GIVEN REQUEST »
Find the string "chiruda" in the listing and report every line that has it.

Start INPUT ROWS

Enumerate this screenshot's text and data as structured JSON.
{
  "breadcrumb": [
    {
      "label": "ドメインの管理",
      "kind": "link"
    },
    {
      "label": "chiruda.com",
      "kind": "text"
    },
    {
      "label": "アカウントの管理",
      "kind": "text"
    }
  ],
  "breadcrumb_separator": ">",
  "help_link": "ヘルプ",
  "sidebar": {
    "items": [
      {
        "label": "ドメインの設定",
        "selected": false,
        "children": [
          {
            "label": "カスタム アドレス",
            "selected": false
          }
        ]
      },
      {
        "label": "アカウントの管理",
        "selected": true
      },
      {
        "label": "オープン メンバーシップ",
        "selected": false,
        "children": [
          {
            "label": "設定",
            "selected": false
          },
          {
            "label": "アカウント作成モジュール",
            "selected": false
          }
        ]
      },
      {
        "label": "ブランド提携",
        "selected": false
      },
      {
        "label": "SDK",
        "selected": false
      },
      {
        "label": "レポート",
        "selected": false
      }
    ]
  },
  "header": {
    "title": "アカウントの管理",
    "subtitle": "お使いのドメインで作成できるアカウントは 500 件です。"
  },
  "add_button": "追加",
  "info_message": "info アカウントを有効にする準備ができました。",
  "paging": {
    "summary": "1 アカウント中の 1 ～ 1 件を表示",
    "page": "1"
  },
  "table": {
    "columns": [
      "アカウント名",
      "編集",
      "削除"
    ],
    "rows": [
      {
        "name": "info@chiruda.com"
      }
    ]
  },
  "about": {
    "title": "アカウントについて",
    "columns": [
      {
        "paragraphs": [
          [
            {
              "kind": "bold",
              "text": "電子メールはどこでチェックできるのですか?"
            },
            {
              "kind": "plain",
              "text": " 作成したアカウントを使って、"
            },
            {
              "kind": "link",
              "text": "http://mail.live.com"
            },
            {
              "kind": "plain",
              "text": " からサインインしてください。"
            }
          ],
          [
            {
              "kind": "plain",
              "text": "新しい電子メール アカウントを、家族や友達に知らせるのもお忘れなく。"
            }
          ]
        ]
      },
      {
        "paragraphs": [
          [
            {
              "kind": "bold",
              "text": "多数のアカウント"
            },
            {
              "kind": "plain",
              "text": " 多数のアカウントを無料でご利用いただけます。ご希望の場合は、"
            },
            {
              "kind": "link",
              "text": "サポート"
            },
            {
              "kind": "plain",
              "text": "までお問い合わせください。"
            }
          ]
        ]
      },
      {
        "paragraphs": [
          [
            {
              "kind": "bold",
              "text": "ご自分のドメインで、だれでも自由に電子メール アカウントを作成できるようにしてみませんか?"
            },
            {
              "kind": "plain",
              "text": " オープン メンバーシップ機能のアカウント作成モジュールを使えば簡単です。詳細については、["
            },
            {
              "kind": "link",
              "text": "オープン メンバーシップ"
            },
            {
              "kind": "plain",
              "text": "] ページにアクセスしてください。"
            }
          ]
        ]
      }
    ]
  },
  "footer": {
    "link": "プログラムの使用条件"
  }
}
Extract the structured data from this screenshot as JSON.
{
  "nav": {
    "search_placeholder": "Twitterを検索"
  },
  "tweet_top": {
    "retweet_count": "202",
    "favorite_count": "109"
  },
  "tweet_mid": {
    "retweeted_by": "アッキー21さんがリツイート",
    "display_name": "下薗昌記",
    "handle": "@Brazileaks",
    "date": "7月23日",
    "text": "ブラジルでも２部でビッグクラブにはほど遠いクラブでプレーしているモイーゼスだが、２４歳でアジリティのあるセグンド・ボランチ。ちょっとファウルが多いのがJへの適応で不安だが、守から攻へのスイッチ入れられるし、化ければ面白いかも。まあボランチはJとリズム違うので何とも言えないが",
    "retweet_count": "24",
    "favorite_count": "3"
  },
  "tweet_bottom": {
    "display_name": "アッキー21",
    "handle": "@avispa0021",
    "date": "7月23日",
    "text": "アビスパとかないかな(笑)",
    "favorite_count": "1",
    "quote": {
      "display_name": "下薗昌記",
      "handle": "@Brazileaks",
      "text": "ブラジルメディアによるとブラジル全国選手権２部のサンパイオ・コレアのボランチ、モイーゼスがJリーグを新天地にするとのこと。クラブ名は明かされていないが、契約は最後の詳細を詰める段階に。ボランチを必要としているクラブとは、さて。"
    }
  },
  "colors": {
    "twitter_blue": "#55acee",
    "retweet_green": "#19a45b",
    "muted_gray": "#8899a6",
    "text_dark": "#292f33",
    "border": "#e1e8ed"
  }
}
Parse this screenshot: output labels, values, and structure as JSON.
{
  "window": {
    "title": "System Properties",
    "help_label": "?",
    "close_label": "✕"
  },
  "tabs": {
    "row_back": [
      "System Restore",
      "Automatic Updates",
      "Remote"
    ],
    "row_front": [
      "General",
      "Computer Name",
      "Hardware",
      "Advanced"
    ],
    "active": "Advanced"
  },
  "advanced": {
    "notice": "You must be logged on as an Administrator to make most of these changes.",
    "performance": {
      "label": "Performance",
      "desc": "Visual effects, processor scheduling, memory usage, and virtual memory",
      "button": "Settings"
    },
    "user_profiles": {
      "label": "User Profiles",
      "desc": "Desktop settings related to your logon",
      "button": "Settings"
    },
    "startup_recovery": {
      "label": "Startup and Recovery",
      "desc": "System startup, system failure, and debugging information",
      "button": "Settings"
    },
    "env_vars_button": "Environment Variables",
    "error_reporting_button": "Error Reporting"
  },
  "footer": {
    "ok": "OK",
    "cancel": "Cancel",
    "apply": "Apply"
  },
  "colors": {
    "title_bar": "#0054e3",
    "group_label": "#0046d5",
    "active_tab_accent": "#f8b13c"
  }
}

End INPUT ROWS

THE ANSWER »
      "label": "chiruda.com",
        "name": "info@chiruda.com"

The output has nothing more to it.